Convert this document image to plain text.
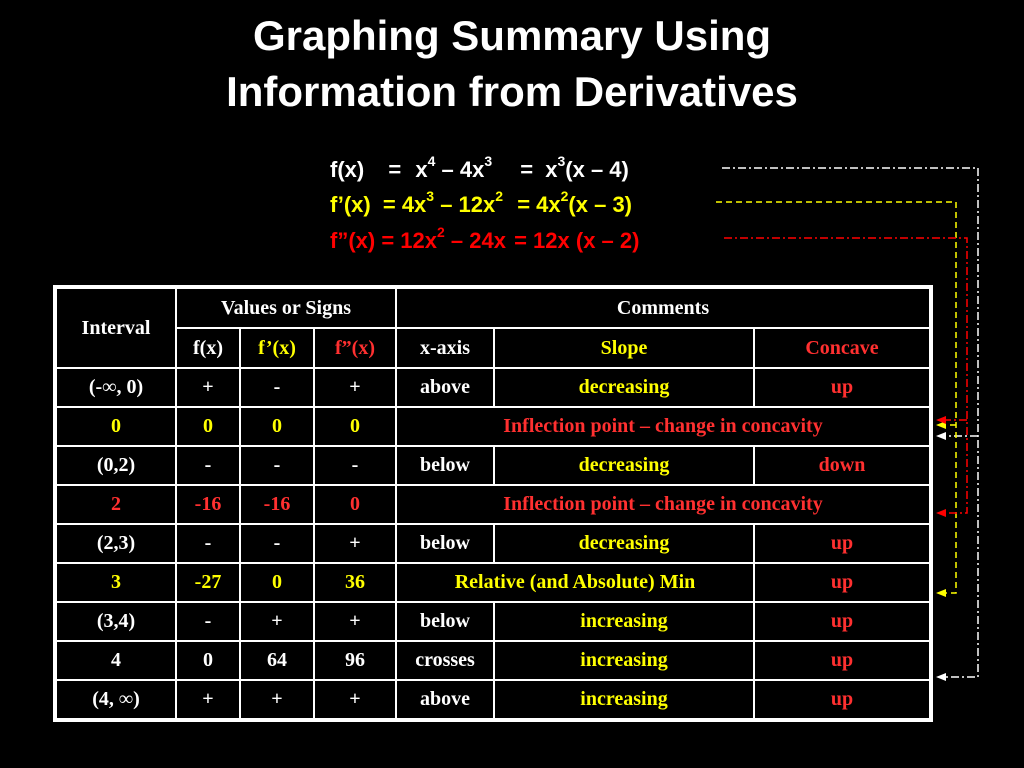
Graphing Summary Using
Information from Derivatives
$f(x) = x^4 - 4x^3 = x^3(x - 4)$
f’(x) = $4x^3 - 12x^2 = 4x^2(x - 3)$
f”(x) = $12x^2 - 24x = 12x$ (x – 2)
Interval	Values or Signs			Comments		
	f(x)	f’(x)	f”(x)	x-axis	Slope	Concave
(-∞, 0)	+	-	+	above	decreasing	up
0	0	0	0	Inflection point – change in concavity		
(0,2)	-	-	-	below	decreasing	down
2	-16	-16	0	Inflection point – change in concavity		
(2,3)	-	-	+	below	decreasing	up
3	-27	0	36	Relative (and Absolute) Min		up
(3,4)	-	+	+	below	increasing	up
4	0	64	96	crosses	increasing	up
(4, ∞)	+	+	+	above	increasing	up
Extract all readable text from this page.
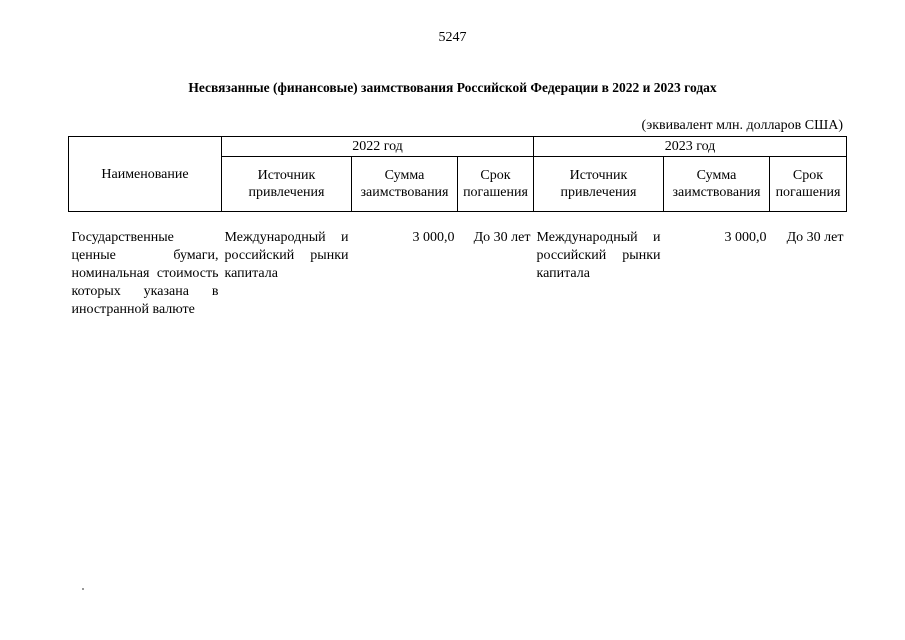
5247
Несвязанные (финансовые) заимствования Российской Федерации в 2022 и 2023 годах
(эквивалент млн. долларов США)
Наименование	2022 год			2023 год		
	Источник привлечения	Сумма заимствования	Срок погашения	Источник привлечения	Сумма заимствования	Срок погашения
Государственные ценные бумаги, номинальная стоимость которых указана в иностранной валюте	Международный и российский рынки капитала	3 000,0	До 30 лет	Международный и российский рынки капитала	3 000,0	До 30 лет
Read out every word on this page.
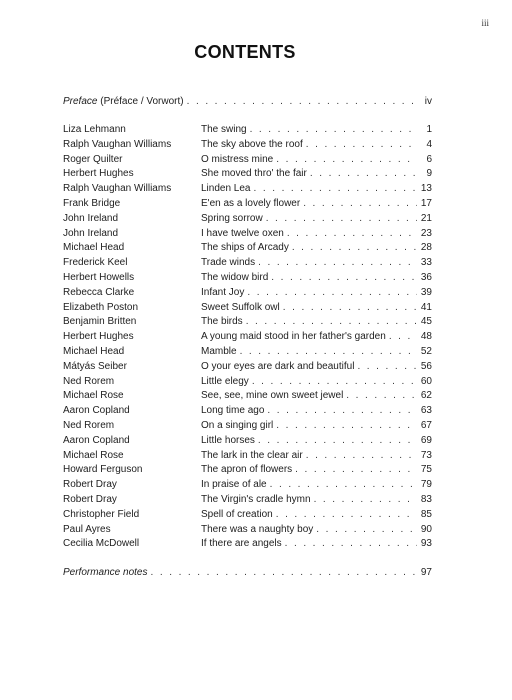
iii
CONTENTS
Preface (Préface / Vorwort) . . .	iv
Liza Lehmann	The swing . . .	1
Ralph Vaughan Williams	The sky above the roof . . .	4
Roger Quilter	O mistress mine . . .	6
Herbert Hughes	She moved thro' the fair . . .	9
Ralph Vaughan Williams	Linden Lea . . .	13
Frank Bridge	E'en as a lovely flower . . .	17
John Ireland	Spring sorrow . . .	21
John Ireland	I have twelve oxen . . .	23
Michael Head	The ships of Arcady . . .	28
Frederick Keel	Trade winds . . .	33
Herbert Howells	The widow bird . . .	36
Rebecca Clarke	Infant Joy . . .	39
Elizabeth Poston	Sweet Suffolk owl . . .	41
Benjamin Britten	The birds . . .	45
Herbert Hughes	A young maid stood in her father's garden . . .	48
Michael Head	Mamble . . .	52
Mátyás Seiber	O your eyes are dark and beautiful . . .	56
Ned Rorem	Little elegy . . .	60
Michael Rose	See, see, mine own sweet jewel . . .	62
Aaron Copland	Long time ago . . .	63
Ned Rorem	On a singing girl . . .	67
Aaron Copland	Little horses . . .	69
Michael Rose	The lark in the clear air . . .	73
Howard Ferguson	The apron of flowers . . .	75
Robert Dray	In praise of ale . . .	79
Robert Dray	The Virgin's cradle hymn . . .	83
Christopher Field	Spell of creation . . .	85
Paul Ayres	There was a naughty boy . . .	90
Cecilia McDowell	If there are angels . . .	93
Performance notes . . .	97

→ Task
Without the pictures, retype the whole of the material above exactly.

→ Reply to the exercise
Convert this document image to plain text.
Graphing Summary Using
Information from Derivatives
$f(x) = x^4 - 4x^3 = x^3(x - 4)$
f’(x) = $4x^3 - 12x^2 = 4x^2(x - 3)$
f”(x) = $12x^2 - 24x = 12x$ (x – 2)
Interval	Values or Signs			Comments		
	f(x)	f’(x)	f”(x)	x-axis	Slope	Concave
(-∞, 0)	+	-	+	above	decreasing	up
0	0	0	0	Inflection point – change in concavity		
(0,2)	-	-	-	below	decreasing	down
2	-16	-16	0	Inflection point – change in concavity		
(2,3)	-	-	+	below	decreasing	up
3	-27	0	36	Relative (and Absolute) Min		up
(3,4)	-	+	+	below	increasing	up
4	0	64	96	crosses	increasing	up
(4, ∞)	+	+	+	above	increasing	up
Extract all readable text from this page.
5247
Несвязанные (финансовые) заимствования Российской Федерации в 2022 и 2023 годах
(эквивалент млн. долларов США)
Наименование	2022 год			2023 год		
	Источник привлечения	Сумма заимствования	Срок погашения	Источник привлечения	Сумма заимствования	Срок погашения
Государственные ценные бумаги, номинальная стоимость которых указана в иностранной валюте	Международный и российский рынки капитала	3 000,0	До 30 лет	Международный и российский рынки капитала	3 000,0	До 30 лет
Read out every word on this page.
iii
CONTENTS
Preface (Préface / Vorwort) . . .	iv
Liza Lehmann	The swing . . .	1
Ralph Vaughan Williams	The sky above the roof . . .	4
Roger Quilter	O mistress mine . . .	6
Herbert Hughes	She moved thro' the fair . . .	9
Ralph Vaughan Williams	Linden Lea . . .	13
Frank Bridge	E'en as a lovely flower . . .	17
John Ireland	Spring sorrow . . .	21
John Ireland	I have twelve oxen . . .	23
Michael Head	The ships of Arcady . . .	28
Frederick Keel	Trade winds . . .	33
Herbert Howells	The widow bird . . .	36
Rebecca Clarke	Infant Joy . . .	39
Elizabeth Poston	Sweet Suffolk owl . . .	41
Benjamin Britten	The birds . . .	45
Herbert Hughes	A young maid stood in her father's garden . . .	48
Michael Head	Mamble . . .	52
Mátyás Seiber	O your eyes are dark and beautiful . . .	56
Ned Rorem	Little elegy . . .	60
Michael Rose	See, see, mine own sweet jewel . . .	62
Aaron Copland	Long time ago . . .	63
Ned Rorem	On a singing girl . . .	67
Aaron Copland	Little horses . . .	69
Michael Rose	The lark in the clear air . . .	73
Howard Ferguson	The apron of flowers . . .	75
Robert Dray	In praise of ale . . .	79
Robert Dray	The Virgin's cradle hymn . . .	83
Christopher Field	Spell of creation . . .	85
Paul Ayres	There was a naughty boy . . .	90
Cecilia McDowell	If there are angels . . .	93
Performance notes . . .	97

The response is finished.